▶ [Task directions]: Only the number is wanted: how many lines hold the word "does"?

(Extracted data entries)
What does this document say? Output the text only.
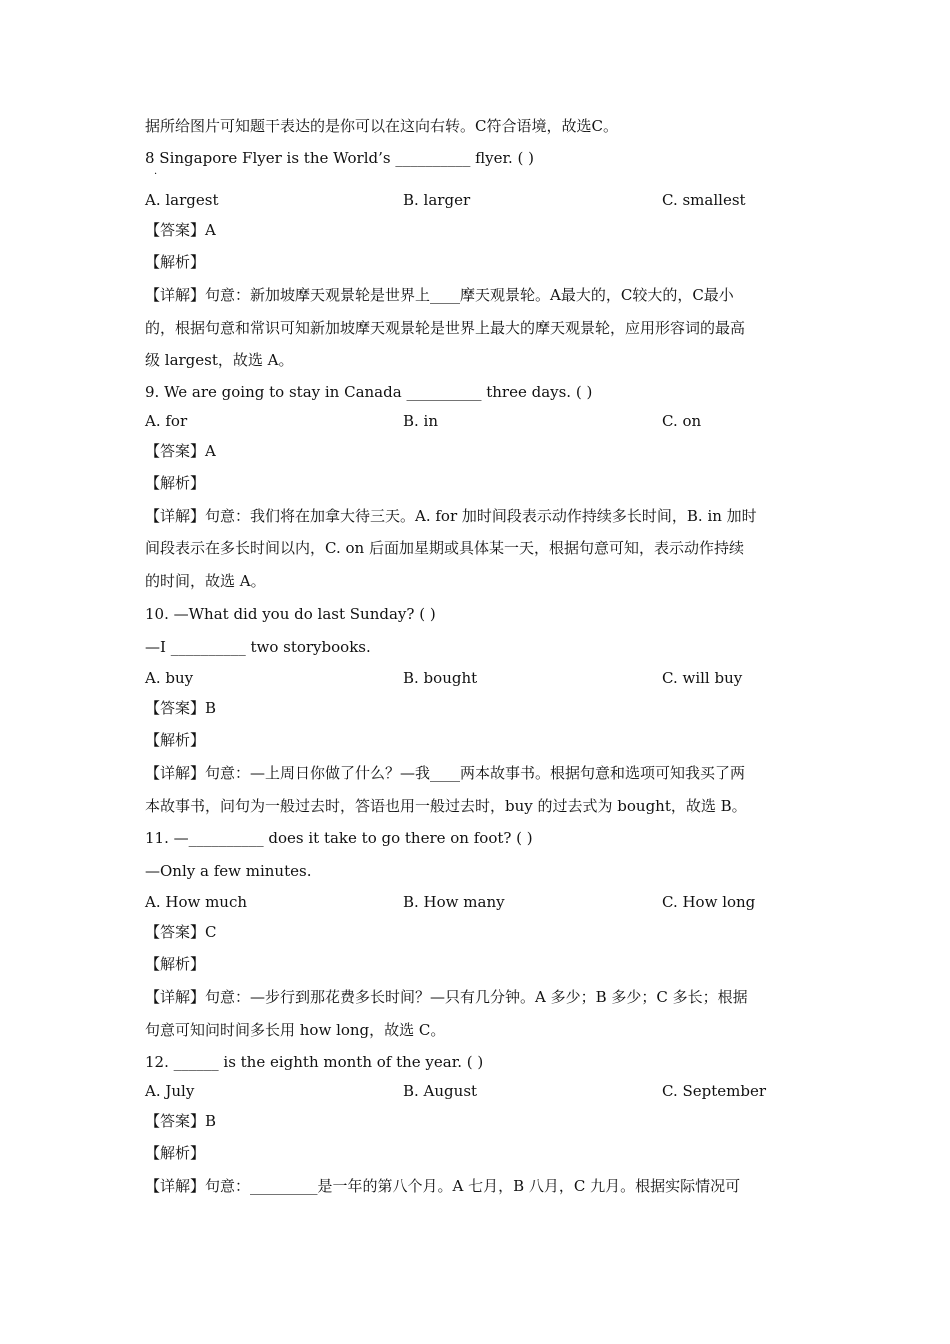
据所给图片可知题干表达的是你可以在这向右转。C符合语境，故选C。
8 Singapore Flyer is the World’s __________ flyer. ( )
·
A. largest	B. larger	C. smallest
【答案】A
【解析】
【详解】句意：新加坡摩天观景轮是世界上____摩天观景轮。A最大的，C较大的，C最小
的，根据句意和常识可知新加坡摩天观景轮是世界上最大的摩天观景轮，应用形容词的最高
级 largest，故选 A。
9. We are going to stay in Canada __________ three days. ( )
A. for	B. in	C. on
【答案】A
【解析】
【详解】句意：我们将在加拿大待三天。A. for 加时间段表示动作持续多长时间，B. in 加时
间段表示在多长时间以内，C. on 后面加星期或具体某一天，根据句意可知，表示动作持续
的时间，故选 A。
10. —What did you do last Sunday? ( )
—I __________ two storybooks.
A. buy	B. bought	C. will buy
【答案】B
【解析】
【详解】句意：—上周日你做了什么？—我____两本故事书。根据句意和选项可知我买了两
本故事书，问句为一般过去时，答语也用一般过去时，buy 的过去式为 bought，故选 B。
11. —__________ does it take to go there on foot? ( )
—Only a few minutes.
A. How much	B. How many	C. How long
【答案】C
【解析】
【详解】句意：—步行到那花费多长时间？—只有几分钟。A 多少；B 多少；C 多长；根据
句意可知问时间多长用 how long，故选 C。
12. ______ is the eighth month of the year. ( )
A. July	B. August	C. September
【答案】B
【解析】
【详解】句意：_________是一年的第八个月。A 七月，B 八月，C 九月。根据实际情况可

▶ [Response below]: 2